WORK TASK: Every line with the string "intestino" in it belongs in your answer, so copy them all from the data.

*** Opening of SUPPLIED RECORDS ***

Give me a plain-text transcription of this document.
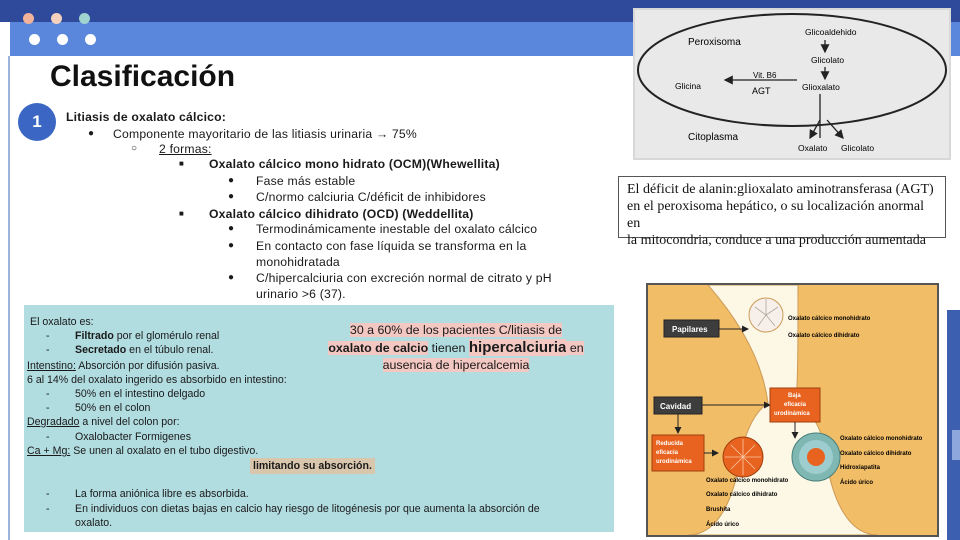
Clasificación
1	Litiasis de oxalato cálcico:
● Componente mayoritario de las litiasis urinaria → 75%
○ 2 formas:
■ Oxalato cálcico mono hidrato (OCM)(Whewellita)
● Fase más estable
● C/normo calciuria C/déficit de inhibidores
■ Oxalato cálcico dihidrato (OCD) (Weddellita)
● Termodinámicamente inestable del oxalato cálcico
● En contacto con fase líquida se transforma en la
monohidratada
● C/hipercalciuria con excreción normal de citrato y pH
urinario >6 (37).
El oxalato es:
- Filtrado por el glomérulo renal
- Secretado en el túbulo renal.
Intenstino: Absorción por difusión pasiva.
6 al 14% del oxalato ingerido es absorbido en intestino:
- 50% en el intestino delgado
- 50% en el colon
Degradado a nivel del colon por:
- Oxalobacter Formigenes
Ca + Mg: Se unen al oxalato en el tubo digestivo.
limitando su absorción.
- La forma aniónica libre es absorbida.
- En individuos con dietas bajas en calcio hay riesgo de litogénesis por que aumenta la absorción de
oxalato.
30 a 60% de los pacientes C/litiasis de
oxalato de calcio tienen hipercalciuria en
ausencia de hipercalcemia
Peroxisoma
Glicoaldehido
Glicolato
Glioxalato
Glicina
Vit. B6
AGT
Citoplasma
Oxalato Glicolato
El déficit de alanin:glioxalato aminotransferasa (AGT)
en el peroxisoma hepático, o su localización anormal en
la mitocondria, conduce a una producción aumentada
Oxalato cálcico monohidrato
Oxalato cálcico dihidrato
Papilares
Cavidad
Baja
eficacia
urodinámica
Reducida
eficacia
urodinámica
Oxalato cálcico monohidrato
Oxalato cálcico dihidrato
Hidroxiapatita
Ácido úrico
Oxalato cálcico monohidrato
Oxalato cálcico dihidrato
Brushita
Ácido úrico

*** Close of SUPPLIED RECORDS ***
*** Opening of SUPPLIED RECORDS ***

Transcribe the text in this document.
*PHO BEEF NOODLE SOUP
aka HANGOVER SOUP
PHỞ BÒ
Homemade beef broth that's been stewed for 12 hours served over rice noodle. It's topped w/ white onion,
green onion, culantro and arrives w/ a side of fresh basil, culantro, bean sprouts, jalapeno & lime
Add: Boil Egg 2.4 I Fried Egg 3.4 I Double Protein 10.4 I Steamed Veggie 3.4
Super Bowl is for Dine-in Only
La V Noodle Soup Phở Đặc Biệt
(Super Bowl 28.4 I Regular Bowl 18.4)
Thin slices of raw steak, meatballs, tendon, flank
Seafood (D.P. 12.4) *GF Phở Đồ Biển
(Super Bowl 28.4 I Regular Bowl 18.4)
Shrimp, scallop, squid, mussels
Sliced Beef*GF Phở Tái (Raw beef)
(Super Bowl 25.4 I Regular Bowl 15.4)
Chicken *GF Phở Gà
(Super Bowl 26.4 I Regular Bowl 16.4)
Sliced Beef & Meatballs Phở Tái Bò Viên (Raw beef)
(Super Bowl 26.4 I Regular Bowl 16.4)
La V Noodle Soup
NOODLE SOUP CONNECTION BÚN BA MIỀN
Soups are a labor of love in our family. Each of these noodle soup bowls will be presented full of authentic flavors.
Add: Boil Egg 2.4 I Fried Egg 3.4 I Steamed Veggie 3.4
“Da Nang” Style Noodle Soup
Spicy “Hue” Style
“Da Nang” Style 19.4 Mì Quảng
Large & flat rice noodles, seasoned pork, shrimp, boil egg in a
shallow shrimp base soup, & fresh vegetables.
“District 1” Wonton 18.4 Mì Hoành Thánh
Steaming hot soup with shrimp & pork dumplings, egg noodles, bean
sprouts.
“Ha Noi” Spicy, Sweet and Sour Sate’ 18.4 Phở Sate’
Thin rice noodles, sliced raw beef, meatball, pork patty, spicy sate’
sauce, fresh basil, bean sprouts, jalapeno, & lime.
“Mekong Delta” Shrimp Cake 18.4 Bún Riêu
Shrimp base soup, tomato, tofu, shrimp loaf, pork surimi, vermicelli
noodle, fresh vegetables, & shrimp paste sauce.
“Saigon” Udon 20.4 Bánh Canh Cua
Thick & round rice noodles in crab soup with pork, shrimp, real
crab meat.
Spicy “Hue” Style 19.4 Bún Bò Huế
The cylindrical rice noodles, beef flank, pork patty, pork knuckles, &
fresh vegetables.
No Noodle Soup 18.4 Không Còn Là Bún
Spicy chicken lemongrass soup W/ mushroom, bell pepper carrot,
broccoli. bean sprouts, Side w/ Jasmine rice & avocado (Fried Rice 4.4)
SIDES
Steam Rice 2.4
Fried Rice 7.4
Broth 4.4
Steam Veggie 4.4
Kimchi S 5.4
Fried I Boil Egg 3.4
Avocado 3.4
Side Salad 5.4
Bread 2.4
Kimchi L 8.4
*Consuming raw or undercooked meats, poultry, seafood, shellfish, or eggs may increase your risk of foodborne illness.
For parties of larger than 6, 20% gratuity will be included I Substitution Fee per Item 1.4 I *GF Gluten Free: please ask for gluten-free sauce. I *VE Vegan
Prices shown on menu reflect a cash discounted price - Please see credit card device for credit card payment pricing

*** Close of SUPPLIED RECORDS ***
*** Opening of SUPPLIED RECORDS ***

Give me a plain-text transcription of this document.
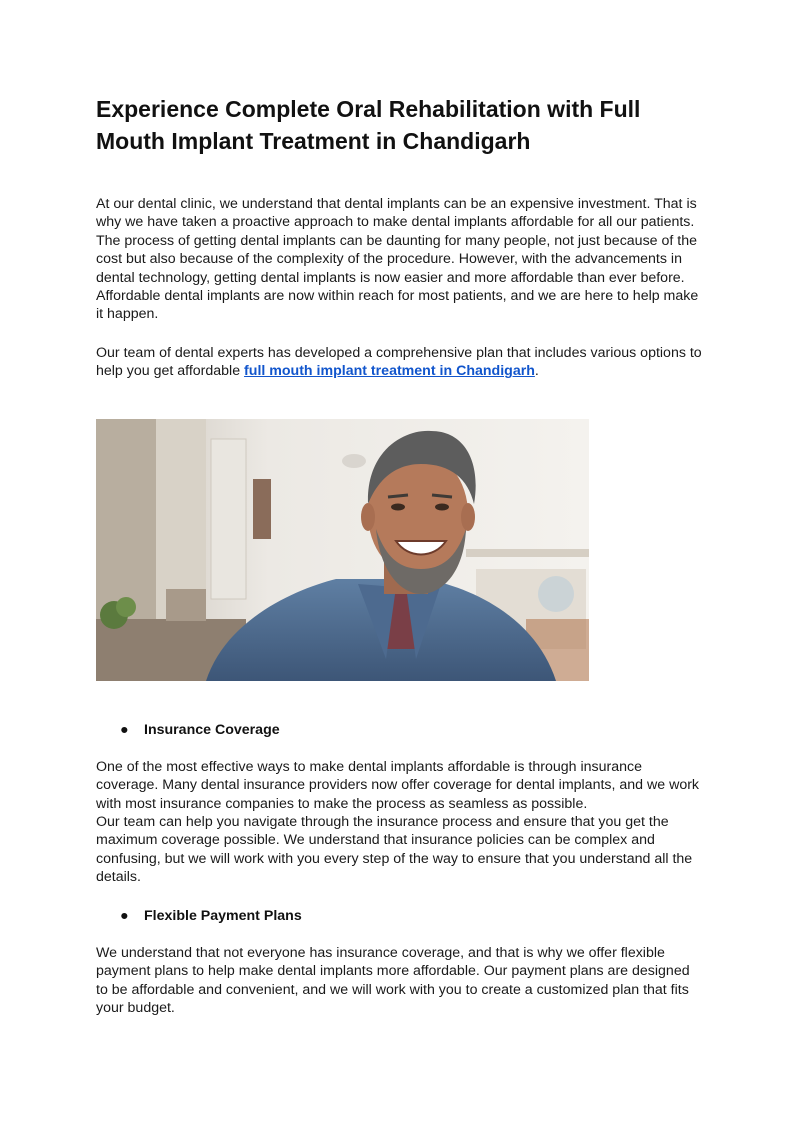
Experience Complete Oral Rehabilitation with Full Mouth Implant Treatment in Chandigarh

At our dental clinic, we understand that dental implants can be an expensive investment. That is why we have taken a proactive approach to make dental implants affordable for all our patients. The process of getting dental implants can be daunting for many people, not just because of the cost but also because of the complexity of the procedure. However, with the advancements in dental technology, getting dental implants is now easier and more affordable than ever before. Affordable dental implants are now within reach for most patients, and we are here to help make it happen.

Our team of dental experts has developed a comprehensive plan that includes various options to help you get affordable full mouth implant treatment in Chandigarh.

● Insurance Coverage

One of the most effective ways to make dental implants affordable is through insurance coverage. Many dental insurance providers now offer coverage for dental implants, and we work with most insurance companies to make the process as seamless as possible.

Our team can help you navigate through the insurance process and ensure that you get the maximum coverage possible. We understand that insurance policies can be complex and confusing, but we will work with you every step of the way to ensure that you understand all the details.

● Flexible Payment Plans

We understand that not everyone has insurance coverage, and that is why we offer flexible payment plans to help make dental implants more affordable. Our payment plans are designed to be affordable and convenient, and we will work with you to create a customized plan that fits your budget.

*** Close of SUPPLIED RECORDS ***

RESULT FOR THIS EXERCISE:
6 al 14% del oxalato ingerido es absorbido en intestino:
- 50% en el intestino delgado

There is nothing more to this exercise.